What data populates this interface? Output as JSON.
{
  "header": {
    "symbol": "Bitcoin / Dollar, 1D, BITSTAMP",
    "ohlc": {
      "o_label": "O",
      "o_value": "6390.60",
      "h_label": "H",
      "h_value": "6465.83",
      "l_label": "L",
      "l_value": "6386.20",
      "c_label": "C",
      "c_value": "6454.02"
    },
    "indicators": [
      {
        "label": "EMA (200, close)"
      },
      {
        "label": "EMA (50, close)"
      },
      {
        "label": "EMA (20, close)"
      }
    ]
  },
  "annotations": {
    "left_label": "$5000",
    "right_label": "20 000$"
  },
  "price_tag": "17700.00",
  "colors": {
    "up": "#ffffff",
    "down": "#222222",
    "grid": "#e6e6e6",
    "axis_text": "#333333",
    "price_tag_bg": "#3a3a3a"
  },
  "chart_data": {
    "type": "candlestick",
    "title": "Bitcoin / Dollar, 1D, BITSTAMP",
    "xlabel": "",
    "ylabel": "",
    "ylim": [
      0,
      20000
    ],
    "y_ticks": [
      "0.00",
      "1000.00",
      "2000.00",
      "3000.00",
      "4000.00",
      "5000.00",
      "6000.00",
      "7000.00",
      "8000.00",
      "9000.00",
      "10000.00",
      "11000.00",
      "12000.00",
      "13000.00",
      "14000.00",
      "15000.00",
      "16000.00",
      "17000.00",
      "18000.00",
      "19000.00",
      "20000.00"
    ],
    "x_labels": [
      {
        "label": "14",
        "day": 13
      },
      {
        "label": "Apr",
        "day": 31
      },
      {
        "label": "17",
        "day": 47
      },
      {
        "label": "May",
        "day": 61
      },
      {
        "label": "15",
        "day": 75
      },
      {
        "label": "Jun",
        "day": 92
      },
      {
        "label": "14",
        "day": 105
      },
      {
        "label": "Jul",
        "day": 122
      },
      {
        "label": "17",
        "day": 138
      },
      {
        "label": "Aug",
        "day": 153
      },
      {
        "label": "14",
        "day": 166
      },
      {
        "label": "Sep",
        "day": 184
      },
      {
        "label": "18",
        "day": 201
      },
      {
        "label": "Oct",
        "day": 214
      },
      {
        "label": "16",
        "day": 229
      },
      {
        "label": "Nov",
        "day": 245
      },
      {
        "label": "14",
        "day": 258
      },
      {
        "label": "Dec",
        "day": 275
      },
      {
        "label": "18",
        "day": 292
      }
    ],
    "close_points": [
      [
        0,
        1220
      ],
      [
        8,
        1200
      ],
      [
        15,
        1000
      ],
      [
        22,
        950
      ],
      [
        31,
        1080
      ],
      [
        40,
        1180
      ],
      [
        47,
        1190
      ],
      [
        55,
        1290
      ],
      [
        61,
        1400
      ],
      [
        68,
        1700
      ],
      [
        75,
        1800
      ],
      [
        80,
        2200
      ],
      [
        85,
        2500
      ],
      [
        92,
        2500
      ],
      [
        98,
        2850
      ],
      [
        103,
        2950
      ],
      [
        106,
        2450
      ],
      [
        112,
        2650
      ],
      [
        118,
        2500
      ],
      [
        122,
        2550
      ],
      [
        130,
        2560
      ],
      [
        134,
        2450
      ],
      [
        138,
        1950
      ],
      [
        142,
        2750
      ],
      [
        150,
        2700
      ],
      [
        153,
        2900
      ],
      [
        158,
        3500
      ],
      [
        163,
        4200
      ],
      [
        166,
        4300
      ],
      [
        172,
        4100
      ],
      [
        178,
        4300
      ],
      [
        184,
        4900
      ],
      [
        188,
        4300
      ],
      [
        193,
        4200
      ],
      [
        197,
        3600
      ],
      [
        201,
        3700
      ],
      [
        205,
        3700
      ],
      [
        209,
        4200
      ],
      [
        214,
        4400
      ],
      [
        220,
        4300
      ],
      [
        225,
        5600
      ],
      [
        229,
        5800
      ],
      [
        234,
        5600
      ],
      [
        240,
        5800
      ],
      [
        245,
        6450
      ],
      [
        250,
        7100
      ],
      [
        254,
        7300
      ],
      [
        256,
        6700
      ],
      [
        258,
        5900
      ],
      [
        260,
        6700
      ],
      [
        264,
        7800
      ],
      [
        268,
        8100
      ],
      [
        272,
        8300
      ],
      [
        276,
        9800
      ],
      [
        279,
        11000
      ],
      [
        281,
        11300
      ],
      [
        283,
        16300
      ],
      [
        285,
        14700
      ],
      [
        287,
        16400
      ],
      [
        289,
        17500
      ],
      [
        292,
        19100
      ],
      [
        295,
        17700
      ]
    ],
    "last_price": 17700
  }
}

☆ ☆ ☆

» **GOAL OF THE EXERCISE**:
Without leaving anything out, quote all the data.

» **THE RESULT**:
What data populates this interface? Output as JSON.
{
  "header": {
    "symbol": "Bitcoin / Dollar, 1D, BITSTAMP",
    "ohlc": {
      "o_label": "O",
      "o_value": "6390.60",
      "h_label": "H",
      "h_value": "6465.83",
      "l_label": "L",
      "l_value": "6386.20",
      "c_label": "C",
      "c_value": "6454.02"
    },
    "indicators": [
      {
        "label": "EMA (200, close)"
      },
      {
        "label": "EMA (50, close)"
      },
      {
        "label": "EMA (20, close)"
      }
    ]
  },
  "annotations": {
    "left_label": "$5000",
    "right_label": "20 000$"
  },
  "price_tag": "17700.00",
  "colors": {
    "up": "#ffffff",
    "down": "#222222",
    "grid": "#e6e6e6",
    "axis_text": "#333333",
    "price_tag_bg": "#3a3a3a"
  },
  "chart_data": {
    "type": "candlestick",
    "title": "Bitcoin / Dollar, 1D, BITSTAMP",
    "xlabel": "",
    "ylabel": "",
    "ylim": [
      0,
      20000
    ],
    "y_ticks": [
      "0.00",
      "1000.00",
      "2000.00",
      "3000.00",
      "4000.00",
      "5000.00",
      "6000.00",
      "7000.00",
      "8000.00",
      "9000.00",
      "10000.00",
      "11000.00",
      "12000.00",
      "13000.00",
      "14000.00",
      "15000.00",
      "16000.00",
      "17000.00",
      "18000.00",
      "19000.00",
      "20000.00"
    ],
    "x_labels": [
      {
        "label": "14",
        "day": 13
      },
      {
        "label": "Apr",
        "day": 31
      },
      {
        "label": "17",
        "day": 47
      },
      {
        "label": "May",
        "day": 61
      },
      {
        "label": "15",
        "day": 75
      },
      {
        "label": "Jun",
        "day": 92
      },
      {
        "label": "14",
        "day": 105
      },
      {
        "label": "Jul",
        "day": 122
      },
      {
        "label": "17",
        "day": 138
      },
      {
        "label": "Aug",
        "day": 153
      },
      {
        "label": "14",
        "day": 166
      },
      {
        "label": "Sep",
        "day": 184
      },
      {
        "label": "18",
        "day": 201
      },
      {
        "label": "Oct",
        "day": 214
      },
      {
        "label": "16",
        "day": 229
      },
      {
        "label": "Nov",
        "day": 245
      },
      {
        "label": "14",
        "day": 258
      },
      {
        "label": "Dec",
        "day": 275
      },
      {
        "label": "18",
        "day": 292
      }
    ],
    "close_points": [
      [
        0,
        1220
      ],
      [
        8,
        1200
      ],
      [
        15,
        1000
      ],
      [
        22,
        950
      ],
      [
        31,
        1080
      ],
      [
        40,
        1180
      ],
      [
        47,
        1190
      ],
      [
        55,
        1290
      ],
      [
        61,
        1400
      ],
      [
        68,
        1700
      ],
      [
        75,
        1800
      ],
      [
        80,
        2200
      ],
      [
        85,
        2500
      ],
      [
        92,
        2500
      ],
      [
        98,
        2850
      ],
      [
        103,
        2950
      ],
      [
        106,
        2450
      ],
      [
        112,
        2650
      ],
      [
        118,
        2500
      ],
      [
        122,
        2550
      ],
      [
        130,
        2560
      ],
      [
        134,
        2450
      ],
      [
        138,
        1950
      ],
      [
        142,
        2750
      ],
      [
        150,
        2700
      ],
      [
        153,
        2900
      ],
      [
        158,
        3500
      ],
      [
        163,
        4200
      ],
      [
        166,
        4300
      ],
      [
        172,
        4100
      ],
      [
        178,
        4300
      ],
      [
        184,
        4900
      ],
      [
        188,
        4300
      ],
      [
        193,
        4200
      ],
      [
        197,
        3600
      ],
      [
        201,
        3700
      ],
      [
        205,
        3700
      ],
      [
        209,
        4200
      ],
      [
        214,
        4400
      ],
      [
        220,
        4300
      ],
      [
        225,
        5600
      ],
      [
        229,
        5800
      ],
      [
        234,
        5600
      ],
      [
        240,
        5800
      ],
      [
        245,
        6450
      ],
      [
        250,
        7100
      ],
      [
        254,
        7300
      ],
      [
        256,
        6700
      ],
      [
        258,
        5900
      ],
      [
        260,
        6700
      ],
      [
        264,
        7800
      ],
      [
        268,
        8100
      ],
      [
        272,
        8300
      ],
      [
        276,
        9800
      ],
      [
        279,
        11000
      ],
      [
        281,
        11300
      ],
      [
        283,
        16300
      ],
      [
        285,
        14700
      ],
      [
        287,
        16400
      ],
      [
        289,
        17500
      ],
      [
        292,
        19100
      ],
      [
        295,
        17700
      ]
    ],
    "last_price": 17700
  }
}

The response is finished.